**DATA SUPPLIED:**
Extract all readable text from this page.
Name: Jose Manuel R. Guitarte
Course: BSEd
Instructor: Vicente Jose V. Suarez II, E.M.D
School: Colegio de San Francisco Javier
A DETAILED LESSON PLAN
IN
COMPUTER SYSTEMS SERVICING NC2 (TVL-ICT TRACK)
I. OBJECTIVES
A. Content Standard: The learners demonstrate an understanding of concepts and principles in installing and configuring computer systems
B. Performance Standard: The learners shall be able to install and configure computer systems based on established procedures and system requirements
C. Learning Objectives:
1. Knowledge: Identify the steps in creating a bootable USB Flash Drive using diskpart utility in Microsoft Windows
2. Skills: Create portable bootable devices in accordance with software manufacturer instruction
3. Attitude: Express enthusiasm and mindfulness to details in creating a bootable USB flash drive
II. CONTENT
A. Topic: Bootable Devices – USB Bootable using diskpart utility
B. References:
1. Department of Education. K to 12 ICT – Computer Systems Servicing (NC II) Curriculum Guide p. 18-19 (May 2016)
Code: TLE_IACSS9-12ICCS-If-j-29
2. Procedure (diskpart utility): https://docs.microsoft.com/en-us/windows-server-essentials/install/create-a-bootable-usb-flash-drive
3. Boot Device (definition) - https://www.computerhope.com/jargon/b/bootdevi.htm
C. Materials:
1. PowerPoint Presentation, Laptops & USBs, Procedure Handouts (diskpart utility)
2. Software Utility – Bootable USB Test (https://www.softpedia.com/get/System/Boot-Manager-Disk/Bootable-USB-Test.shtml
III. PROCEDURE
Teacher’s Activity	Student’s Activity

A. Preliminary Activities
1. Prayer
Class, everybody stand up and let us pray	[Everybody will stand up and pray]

**WHAT IS BEING ASKED:** Repeat the records above exactly, leaving none out.

**THE SOLUTION:**
Extract all readable text from this page.
Name: Jose Manuel R. Guitarte
Course: BSEd
Instructor: Vicente Jose V. Suarez II, E.M.D
School: Colegio de San Francisco Javier
A DETAILED LESSON PLAN
IN
COMPUTER SYSTEMS SERVICING NC2 (TVL-ICT TRACK)
I. OBJECTIVES
A. Content Standard: The learners demonstrate an understanding of concepts and principles in installing and configuring computer systems
B. Performance Standard: The learners shall be able to install and configure computer systems based on established procedures and system requirements
C. Learning Objectives:
1. Knowledge: Identify the steps in creating a bootable USB Flash Drive using diskpart utility in Microsoft Windows
2. Skills: Create portable bootable devices in accordance with software manufacturer instruction
3. Attitude: Express enthusiasm and mindfulness to details in creating a bootable USB flash drive
II. CONTENT
A. Topic: Bootable Devices – USB Bootable using diskpart utility
B. References:
1. Department of Education. K to 12 ICT – Computer Systems Servicing (NC II) Curriculum Guide p. 18-19 (May 2016)
Code: TLE_IACSS9-12ICCS-If-j-29
2. Procedure (diskpart utility): https://docs.microsoft.com/en-us/windows-server-essentials/install/create-a-bootable-usb-flash-drive
3. Boot Device (definition) - https://www.computerhope.com/jargon/b/bootdevi.htm
C. Materials:
1. PowerPoint Presentation, Laptops & USBs, Procedure Handouts (diskpart utility)
2. Software Utility – Bootable USB Test (https://www.softpedia.com/get/System/Boot-Manager-Disk/Bootable-USB-Test.shtml
III. PROCEDURE
Teacher’s Activity	Student’s Activity

A. Preliminary Activities
1. Prayer
Class, everybody stand up and let us pray	[Everybody will stand up and pray]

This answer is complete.